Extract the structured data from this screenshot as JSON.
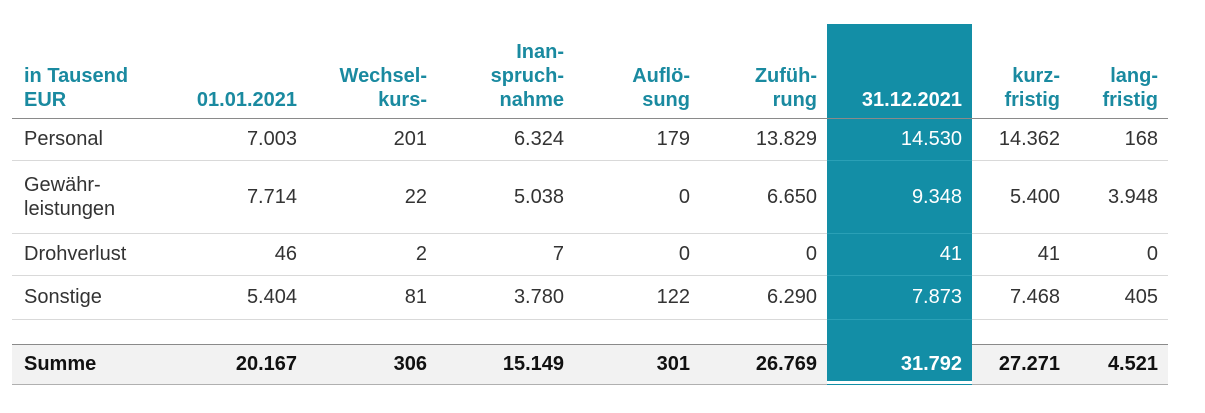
{
  "header": {
    "label_lines": [
      "in Tausend",
      "EUR"
    ],
    "col1_lines": [
      "01.01.2021"
    ],
    "col2_lines": [
      "Wechsel-",
      "kurs-"
    ],
    "col3_lines": [
      "Inan-",
      "spruch-",
      "nahme"
    ],
    "col4_lines": [
      "Auflö-",
      "sung"
    ],
    "col5_lines": [
      "Zufüh-",
      "rung"
    ],
    "col6_lines": [
      "31.12.2021"
    ],
    "col7_lines": [
      "kurz-",
      "fristig"
    ],
    "col8_lines": [
      "lang-",
      "fristig"
    ]
  },
  "rows": [
    {
      "label_lines": [
        "Personal"
      ],
      "values": [
        "7.003",
        "201",
        "6.324",
        "179",
        "13.829",
        "14.530",
        "14.362",
        "168"
      ]
    },
    {
      "label_lines": [
        "Gewähr-",
        "leistungen"
      ],
      "values": [
        "7.714",
        "22",
        "5.038",
        "0",
        "6.650",
        "9.348",
        "5.400",
        "3.948"
      ]
    },
    {
      "label_lines": [
        "Drohverlust"
      ],
      "values": [
        "46",
        "2",
        "7",
        "0",
        "0",
        "41",
        "41",
        "0"
      ]
    },
    {
      "label_lines": [
        "Sonstige"
      ],
      "values": [
        "5.404",
        "81",
        "3.780",
        "122",
        "6.290",
        "7.873",
        "7.468",
        "405"
      ]
    }
  ],
  "total": {
    "label": "Summe",
    "values": [
      "20.167",
      "306",
      "15.149",
      "301",
      "26.769",
      "31.792",
      "27.271",
      "4.521"
    ]
  },
  "colors": {
    "accent": "#138ea6",
    "header_text": "#1a8aa0",
    "total_background": "#f2f2f2"
  }
}
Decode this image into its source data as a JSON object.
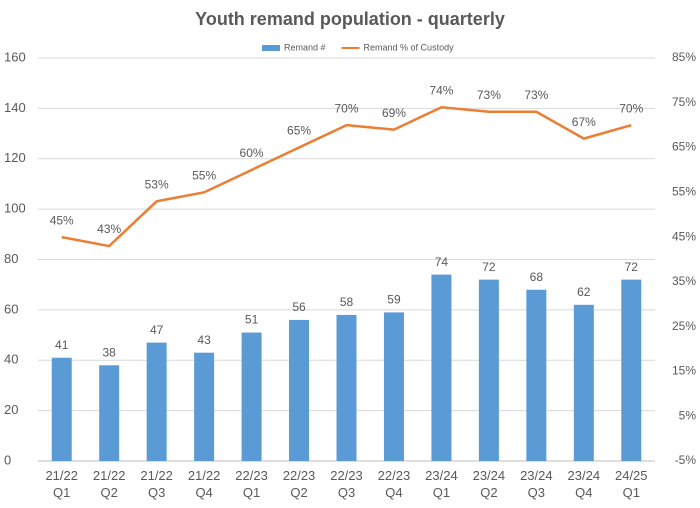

○ ○ ○ ○ ○

[WHAT YOU SHOULD DO] Reproduce each entry verbatim, excluding any embedded images.

[TASK ANSWER]
Extract the structured data from this screenshot as JSON.
{
  "header": {
    "label_lines": [
      "in Tausend",
      "EUR"
    ],
    "col1_lines": [
      "01.01.2021"
    ],
    "col2_lines": [
      "Wechsel-",
      "kurs-"
    ],
    "col3_lines": [
      "Inan-",
      "spruch-",
      "nahme"
    ],
    "col4_lines": [
      "Auflö-",
      "sung"
    ],
    "col5_lines": [
      "Zufüh-",
      "rung"
    ],
    "col6_lines": [
      "31.12.2021"
    ],
    "col7_lines": [
      "kurz-",
      "fristig"
    ],
    "col8_lines": [
      "lang-",
      "fristig"
    ]
  },
  "rows": [
    {
      "label_lines": [
        "Personal"
      ],
      "values": [
        "7.003",
        "201",
        "6.324",
        "179",
        "13.829",
        "14.530",
        "14.362",
        "168"
      ]
    },
    {
      "label_lines": [
        "Gewähr-",
        "leistungen"
      ],
      "values": [
        "7.714",
        "22",
        "5.038",
        "0",
        "6.650",
        "9.348",
        "5.400",
        "3.948"
      ]
    },
    {
      "label_lines": [
        "Drohverlust"
      ],
      "values": [
        "46",
        "2",
        "7",
        "0",
        "0",
        "41",
        "41",
        "0"
      ]
    },
    {
      "label_lines": [
        "Sonstige"
      ],
      "values": [
        "5.404",
        "81",
        "3.780",
        "122",
        "6.290",
        "7.873",
        "7.468",
        "405"
      ]
    }
  ],
  "total": {
    "label": "Summe",
    "values": [
      "20.167",
      "306",
      "15.149",
      "301",
      "26.769",
      "31.792",
      "27.271",
      "4.521"
    ]
  },
  "colors": {
    "accent": "#138ea6",
    "header_text": "#1a8aa0",
    "total_background": "#f2f2f2"
  }
}
Decode this image into its source data as a JSON object.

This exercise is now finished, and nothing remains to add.